**Dataset entries**
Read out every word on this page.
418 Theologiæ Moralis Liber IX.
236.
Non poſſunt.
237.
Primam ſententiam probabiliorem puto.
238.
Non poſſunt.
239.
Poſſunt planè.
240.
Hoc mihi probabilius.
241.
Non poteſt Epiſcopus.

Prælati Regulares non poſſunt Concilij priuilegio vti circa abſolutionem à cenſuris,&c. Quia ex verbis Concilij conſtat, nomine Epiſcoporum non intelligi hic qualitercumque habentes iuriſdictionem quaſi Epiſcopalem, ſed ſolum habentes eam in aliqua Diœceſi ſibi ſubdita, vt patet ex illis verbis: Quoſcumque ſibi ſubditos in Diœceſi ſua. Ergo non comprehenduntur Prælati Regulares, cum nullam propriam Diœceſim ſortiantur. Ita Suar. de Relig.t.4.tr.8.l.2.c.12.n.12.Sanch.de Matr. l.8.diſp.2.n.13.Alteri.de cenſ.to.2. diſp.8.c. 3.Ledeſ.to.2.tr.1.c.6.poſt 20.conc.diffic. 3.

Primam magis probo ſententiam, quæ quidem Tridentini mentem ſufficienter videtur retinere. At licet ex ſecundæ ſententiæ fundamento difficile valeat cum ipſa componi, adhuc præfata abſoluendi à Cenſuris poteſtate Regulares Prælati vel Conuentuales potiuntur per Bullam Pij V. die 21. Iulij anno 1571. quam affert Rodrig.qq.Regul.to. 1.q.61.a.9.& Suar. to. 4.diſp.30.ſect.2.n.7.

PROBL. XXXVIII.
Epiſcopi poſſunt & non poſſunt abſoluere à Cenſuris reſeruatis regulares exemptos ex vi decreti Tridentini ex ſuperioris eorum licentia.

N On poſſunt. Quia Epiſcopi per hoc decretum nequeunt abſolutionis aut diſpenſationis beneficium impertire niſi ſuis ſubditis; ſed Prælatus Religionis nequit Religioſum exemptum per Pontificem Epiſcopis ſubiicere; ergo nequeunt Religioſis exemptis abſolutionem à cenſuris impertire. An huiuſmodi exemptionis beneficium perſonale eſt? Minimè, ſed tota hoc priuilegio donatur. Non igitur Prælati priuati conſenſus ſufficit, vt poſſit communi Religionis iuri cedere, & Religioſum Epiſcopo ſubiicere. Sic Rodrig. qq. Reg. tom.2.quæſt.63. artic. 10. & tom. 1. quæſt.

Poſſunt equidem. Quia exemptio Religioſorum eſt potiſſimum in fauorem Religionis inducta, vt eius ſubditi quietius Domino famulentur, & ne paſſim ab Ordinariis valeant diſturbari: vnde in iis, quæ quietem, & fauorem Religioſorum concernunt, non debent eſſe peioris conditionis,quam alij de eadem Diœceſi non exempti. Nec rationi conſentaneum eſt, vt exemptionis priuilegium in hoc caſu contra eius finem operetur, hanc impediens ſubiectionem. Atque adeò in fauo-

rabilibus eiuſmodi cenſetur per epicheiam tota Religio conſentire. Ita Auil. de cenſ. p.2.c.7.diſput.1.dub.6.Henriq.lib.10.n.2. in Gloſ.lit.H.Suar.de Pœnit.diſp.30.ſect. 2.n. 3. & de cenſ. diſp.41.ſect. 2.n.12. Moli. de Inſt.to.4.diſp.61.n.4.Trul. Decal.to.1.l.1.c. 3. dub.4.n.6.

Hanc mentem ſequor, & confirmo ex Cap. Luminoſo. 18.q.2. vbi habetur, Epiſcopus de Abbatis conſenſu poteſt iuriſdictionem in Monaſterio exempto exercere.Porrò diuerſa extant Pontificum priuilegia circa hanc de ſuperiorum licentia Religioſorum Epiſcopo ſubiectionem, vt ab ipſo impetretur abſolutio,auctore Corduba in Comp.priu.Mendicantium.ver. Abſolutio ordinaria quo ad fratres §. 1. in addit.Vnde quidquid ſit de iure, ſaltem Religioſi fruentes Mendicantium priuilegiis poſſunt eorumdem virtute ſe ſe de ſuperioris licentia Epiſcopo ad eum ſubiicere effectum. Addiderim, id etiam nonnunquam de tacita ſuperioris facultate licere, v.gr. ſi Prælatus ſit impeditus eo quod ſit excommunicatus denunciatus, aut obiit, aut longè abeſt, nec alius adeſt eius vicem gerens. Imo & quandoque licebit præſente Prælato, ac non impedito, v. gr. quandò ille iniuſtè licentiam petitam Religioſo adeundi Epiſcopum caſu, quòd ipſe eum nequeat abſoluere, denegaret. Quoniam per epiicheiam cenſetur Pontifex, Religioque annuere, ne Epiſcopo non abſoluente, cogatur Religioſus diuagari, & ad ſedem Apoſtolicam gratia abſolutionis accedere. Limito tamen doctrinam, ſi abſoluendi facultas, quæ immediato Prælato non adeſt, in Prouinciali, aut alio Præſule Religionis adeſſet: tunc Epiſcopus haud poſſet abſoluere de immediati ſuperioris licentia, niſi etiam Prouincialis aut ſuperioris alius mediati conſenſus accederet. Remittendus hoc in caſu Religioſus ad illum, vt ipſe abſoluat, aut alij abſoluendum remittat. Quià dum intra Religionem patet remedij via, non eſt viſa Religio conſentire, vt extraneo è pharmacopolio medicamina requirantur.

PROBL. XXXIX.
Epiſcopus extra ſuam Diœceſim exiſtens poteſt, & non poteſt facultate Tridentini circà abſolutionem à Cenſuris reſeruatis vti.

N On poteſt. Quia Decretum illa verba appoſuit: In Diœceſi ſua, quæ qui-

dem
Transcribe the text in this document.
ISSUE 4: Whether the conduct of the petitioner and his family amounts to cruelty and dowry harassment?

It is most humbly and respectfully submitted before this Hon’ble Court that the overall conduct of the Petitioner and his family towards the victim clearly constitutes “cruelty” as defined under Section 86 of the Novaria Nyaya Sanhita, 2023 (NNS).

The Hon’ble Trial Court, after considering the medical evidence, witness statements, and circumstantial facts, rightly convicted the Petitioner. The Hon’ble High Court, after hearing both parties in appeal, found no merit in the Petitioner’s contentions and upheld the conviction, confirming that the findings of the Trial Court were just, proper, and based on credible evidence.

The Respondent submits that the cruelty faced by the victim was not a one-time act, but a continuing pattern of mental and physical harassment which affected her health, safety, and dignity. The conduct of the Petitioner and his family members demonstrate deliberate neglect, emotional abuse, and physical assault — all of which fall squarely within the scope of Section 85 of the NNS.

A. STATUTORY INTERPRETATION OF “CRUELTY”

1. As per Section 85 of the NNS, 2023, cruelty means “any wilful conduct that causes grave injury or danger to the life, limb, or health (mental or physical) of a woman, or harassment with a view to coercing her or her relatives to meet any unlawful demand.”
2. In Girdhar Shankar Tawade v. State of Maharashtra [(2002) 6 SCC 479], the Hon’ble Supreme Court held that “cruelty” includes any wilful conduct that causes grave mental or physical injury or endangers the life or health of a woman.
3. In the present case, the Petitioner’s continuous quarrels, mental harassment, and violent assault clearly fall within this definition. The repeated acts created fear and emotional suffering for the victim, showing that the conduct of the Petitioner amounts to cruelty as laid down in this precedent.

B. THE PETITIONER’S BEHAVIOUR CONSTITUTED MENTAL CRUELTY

**TASK DIRECTIONS**
Count the lines in the records above that hold the word "patet", and give only that number.

**THE RESPONSE**
2